AIM —
Lines containing the word "file" are to be counted; state their number and nothing further.

ENTRIES —
......

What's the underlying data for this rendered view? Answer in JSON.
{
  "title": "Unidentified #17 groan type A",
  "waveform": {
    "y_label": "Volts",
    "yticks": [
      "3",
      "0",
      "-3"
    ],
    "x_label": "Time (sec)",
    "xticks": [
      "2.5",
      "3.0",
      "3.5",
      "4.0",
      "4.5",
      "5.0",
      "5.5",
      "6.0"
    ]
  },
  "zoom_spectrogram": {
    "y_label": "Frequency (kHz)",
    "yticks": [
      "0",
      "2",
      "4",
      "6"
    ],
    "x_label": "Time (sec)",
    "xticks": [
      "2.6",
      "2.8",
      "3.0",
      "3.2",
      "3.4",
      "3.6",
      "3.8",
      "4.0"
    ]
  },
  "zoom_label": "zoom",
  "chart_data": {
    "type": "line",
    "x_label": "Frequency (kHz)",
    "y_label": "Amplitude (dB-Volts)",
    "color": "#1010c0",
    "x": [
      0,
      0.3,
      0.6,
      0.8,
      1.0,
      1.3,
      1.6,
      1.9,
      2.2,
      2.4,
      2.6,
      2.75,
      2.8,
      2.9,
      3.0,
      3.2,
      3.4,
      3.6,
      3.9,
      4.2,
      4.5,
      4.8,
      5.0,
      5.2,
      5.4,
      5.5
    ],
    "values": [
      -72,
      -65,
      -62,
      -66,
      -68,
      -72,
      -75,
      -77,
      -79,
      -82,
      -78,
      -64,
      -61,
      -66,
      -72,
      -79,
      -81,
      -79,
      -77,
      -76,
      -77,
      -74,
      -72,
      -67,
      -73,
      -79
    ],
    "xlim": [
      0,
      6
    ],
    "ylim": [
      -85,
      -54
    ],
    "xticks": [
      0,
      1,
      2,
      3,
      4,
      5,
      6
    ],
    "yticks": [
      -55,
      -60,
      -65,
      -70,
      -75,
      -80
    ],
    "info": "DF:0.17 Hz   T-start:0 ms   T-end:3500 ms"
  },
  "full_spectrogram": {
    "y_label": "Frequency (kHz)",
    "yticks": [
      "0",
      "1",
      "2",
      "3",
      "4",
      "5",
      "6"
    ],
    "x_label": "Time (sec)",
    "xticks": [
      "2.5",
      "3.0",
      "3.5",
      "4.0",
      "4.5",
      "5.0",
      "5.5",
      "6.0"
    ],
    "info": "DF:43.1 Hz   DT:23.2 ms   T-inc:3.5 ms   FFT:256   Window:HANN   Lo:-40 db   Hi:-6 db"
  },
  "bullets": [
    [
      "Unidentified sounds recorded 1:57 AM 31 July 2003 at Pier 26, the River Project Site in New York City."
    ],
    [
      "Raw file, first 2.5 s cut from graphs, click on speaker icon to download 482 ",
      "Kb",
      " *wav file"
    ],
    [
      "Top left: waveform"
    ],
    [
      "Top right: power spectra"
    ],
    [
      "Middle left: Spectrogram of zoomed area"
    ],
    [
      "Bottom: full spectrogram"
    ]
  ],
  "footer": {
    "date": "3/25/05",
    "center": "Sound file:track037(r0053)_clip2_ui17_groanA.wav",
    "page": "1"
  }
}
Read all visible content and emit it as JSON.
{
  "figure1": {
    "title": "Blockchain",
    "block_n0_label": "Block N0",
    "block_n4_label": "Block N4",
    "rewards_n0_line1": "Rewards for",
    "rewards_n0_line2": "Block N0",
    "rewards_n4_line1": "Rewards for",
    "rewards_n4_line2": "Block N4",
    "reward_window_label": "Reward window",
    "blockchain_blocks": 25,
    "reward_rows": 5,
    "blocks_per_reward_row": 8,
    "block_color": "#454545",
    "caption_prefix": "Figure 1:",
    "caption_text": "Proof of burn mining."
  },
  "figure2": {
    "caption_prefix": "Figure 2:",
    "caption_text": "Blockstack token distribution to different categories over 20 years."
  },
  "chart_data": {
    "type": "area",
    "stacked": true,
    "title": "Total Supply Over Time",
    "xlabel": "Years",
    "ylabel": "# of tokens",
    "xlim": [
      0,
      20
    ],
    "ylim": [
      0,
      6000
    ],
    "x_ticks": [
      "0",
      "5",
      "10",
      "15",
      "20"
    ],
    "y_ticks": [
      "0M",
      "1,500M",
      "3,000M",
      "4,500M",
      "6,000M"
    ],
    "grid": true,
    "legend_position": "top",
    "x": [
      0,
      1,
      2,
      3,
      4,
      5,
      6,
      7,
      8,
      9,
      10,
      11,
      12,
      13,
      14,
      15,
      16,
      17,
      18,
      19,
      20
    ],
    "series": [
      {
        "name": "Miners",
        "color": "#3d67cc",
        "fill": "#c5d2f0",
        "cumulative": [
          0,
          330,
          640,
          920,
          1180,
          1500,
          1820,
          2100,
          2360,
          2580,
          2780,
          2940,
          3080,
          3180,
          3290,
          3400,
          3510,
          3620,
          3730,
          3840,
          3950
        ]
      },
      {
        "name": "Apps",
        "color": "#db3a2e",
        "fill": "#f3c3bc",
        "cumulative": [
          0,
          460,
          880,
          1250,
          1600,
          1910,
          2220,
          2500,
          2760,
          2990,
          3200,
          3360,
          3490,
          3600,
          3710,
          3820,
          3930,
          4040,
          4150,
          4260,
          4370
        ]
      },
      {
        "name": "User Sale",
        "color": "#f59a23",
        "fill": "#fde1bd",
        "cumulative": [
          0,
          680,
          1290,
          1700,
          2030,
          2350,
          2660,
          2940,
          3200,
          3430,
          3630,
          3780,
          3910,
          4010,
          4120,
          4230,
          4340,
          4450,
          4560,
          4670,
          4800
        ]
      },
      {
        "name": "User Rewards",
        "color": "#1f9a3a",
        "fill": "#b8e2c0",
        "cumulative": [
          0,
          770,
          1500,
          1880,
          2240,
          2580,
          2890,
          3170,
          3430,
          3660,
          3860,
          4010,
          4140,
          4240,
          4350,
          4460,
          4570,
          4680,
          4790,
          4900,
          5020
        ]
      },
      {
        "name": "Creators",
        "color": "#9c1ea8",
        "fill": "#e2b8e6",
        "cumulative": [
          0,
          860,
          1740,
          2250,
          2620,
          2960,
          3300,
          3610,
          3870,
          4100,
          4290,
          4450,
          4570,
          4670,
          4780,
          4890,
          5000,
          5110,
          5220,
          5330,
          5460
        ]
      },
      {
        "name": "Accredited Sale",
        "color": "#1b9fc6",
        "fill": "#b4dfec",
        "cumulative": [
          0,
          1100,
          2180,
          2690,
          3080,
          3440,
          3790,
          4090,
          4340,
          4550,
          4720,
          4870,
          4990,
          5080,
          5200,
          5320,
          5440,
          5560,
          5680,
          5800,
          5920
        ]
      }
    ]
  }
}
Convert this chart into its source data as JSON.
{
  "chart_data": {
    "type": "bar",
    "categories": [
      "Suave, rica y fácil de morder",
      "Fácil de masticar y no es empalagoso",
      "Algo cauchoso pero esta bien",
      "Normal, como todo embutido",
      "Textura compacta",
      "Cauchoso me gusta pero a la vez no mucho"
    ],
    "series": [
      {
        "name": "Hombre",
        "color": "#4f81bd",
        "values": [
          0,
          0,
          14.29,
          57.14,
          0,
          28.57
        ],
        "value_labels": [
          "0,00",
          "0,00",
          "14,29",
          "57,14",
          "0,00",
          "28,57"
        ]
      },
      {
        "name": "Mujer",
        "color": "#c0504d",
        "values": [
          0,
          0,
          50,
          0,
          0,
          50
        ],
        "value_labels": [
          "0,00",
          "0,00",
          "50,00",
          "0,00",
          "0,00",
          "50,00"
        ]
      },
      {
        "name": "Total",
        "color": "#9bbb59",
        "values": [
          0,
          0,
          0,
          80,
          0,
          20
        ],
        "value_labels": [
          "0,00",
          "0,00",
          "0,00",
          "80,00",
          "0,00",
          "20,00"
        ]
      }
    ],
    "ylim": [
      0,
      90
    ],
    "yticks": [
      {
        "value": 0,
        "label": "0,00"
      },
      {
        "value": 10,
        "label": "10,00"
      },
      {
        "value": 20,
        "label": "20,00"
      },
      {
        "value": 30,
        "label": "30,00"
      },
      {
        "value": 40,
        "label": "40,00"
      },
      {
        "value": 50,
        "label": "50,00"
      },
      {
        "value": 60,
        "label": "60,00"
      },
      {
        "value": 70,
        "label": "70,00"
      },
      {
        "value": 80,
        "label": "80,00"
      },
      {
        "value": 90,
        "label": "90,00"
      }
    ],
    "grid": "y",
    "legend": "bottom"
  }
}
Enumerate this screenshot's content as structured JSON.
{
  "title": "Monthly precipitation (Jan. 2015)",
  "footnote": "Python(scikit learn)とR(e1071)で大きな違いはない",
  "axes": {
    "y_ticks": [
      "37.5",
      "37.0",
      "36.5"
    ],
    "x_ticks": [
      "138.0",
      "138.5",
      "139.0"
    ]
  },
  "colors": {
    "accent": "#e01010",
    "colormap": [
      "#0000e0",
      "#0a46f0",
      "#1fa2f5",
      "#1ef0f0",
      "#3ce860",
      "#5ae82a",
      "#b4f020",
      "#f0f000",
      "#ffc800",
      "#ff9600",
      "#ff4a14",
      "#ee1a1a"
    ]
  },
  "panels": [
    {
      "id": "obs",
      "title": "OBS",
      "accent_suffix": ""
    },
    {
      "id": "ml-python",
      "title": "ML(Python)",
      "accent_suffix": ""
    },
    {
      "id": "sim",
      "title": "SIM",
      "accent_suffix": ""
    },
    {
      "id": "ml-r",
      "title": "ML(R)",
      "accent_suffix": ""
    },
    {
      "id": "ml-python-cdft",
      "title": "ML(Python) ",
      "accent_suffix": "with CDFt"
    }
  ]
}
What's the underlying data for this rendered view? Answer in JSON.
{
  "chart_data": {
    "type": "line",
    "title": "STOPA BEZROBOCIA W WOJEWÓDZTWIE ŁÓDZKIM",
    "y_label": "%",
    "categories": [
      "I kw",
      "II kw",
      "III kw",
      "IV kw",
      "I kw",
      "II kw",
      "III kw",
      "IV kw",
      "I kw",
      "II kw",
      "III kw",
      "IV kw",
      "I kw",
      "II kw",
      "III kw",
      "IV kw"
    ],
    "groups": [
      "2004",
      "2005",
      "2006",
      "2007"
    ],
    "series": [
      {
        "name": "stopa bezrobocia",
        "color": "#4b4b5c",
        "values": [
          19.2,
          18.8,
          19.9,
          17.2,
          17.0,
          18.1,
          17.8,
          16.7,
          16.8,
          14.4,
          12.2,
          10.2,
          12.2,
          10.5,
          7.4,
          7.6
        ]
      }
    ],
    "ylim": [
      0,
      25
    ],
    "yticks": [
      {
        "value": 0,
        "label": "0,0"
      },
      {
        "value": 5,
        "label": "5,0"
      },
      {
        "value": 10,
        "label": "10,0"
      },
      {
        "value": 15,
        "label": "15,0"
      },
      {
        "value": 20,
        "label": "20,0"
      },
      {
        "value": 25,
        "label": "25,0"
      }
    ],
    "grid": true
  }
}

......

EXERCISE RESULT —
3